DIRECTIVE
Show, in full, each line of the data that contains "JSON".

[Stored dataset items]
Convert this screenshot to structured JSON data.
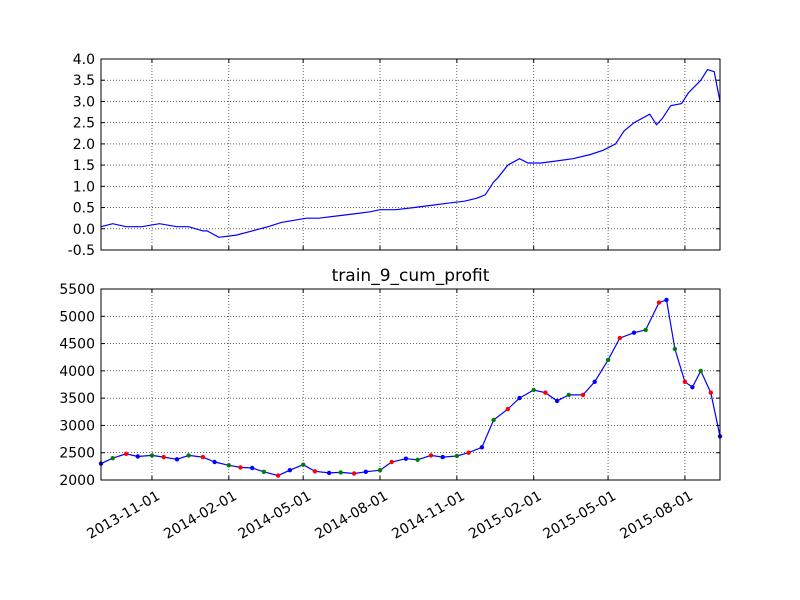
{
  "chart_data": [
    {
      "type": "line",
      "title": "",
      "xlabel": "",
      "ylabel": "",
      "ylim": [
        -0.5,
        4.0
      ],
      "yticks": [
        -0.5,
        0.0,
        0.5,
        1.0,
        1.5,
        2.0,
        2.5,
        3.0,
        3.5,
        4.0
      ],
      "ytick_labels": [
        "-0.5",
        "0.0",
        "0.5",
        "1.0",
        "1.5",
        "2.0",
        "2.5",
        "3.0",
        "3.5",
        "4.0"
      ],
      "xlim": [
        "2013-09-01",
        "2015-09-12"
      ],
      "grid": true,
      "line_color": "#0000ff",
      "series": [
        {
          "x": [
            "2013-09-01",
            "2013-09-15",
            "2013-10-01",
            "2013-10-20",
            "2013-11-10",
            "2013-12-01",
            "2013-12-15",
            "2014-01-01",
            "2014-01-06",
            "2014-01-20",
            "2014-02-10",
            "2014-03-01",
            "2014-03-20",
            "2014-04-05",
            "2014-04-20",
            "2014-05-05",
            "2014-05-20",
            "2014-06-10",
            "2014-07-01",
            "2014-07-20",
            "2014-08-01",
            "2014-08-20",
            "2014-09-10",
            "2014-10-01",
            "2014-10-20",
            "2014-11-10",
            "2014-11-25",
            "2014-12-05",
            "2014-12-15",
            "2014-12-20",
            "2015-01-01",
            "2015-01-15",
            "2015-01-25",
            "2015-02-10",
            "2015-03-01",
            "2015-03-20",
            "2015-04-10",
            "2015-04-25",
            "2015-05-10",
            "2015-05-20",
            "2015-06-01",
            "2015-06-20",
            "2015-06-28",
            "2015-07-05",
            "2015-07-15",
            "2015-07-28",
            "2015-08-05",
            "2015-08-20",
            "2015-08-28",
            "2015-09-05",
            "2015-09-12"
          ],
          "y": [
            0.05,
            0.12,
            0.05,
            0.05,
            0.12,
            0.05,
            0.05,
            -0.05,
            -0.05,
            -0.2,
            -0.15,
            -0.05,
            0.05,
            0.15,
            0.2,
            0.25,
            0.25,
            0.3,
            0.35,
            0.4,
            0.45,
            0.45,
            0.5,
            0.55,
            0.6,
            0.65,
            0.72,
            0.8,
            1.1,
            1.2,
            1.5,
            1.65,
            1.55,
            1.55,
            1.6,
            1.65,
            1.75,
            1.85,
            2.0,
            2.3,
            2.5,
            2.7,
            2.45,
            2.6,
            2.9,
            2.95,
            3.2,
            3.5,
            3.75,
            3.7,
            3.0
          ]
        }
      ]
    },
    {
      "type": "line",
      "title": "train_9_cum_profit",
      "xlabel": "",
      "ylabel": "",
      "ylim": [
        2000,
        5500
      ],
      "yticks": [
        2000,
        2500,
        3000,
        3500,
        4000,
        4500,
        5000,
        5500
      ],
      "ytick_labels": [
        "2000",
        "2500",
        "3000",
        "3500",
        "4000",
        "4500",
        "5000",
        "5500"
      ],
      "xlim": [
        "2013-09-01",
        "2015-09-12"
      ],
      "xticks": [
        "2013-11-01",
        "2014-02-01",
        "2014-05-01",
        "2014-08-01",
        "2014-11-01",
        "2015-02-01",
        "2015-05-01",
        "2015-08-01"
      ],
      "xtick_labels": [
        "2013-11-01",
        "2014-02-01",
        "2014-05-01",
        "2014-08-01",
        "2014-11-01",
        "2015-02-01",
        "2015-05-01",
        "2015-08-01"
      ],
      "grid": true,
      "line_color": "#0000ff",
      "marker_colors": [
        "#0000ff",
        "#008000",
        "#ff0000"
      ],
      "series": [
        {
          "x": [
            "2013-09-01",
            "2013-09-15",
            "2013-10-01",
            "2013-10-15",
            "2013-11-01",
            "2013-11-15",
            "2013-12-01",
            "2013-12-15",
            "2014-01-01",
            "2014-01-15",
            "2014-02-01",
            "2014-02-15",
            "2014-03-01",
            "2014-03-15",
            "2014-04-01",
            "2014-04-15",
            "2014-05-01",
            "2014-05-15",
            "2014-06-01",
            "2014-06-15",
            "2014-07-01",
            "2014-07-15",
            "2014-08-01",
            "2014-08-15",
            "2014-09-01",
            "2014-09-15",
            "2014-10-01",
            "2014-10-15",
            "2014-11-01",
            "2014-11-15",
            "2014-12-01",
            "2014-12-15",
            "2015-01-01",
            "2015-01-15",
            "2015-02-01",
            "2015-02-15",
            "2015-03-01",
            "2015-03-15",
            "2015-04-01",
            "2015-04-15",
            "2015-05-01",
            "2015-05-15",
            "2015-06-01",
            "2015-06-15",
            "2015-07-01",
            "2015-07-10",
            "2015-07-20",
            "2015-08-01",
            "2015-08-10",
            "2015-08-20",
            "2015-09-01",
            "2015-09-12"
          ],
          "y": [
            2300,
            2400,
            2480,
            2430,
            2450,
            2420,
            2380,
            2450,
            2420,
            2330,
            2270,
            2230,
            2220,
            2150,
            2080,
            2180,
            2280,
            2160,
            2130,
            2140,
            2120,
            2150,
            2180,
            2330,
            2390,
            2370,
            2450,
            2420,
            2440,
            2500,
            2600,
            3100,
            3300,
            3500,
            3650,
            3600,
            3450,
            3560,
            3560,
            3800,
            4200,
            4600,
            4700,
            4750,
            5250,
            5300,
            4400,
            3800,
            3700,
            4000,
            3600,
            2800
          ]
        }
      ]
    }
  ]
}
...
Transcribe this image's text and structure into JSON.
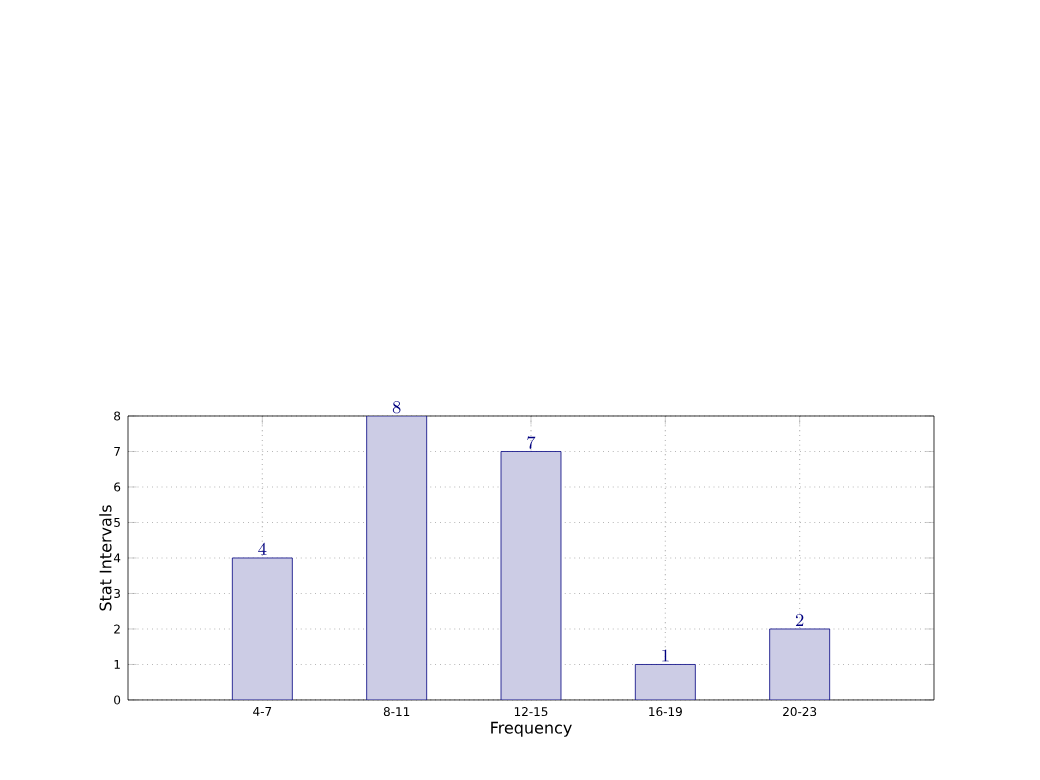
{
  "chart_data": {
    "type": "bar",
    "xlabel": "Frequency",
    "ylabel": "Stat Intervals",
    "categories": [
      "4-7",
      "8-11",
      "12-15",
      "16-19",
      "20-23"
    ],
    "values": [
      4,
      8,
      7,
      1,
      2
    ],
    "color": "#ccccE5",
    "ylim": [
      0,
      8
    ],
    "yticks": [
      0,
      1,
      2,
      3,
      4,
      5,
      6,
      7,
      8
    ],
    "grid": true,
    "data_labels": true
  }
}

ANSWER TO THIS TASK
Convert this screenshot to structured JSON data.
Transcribe this image's text and structure into JSON.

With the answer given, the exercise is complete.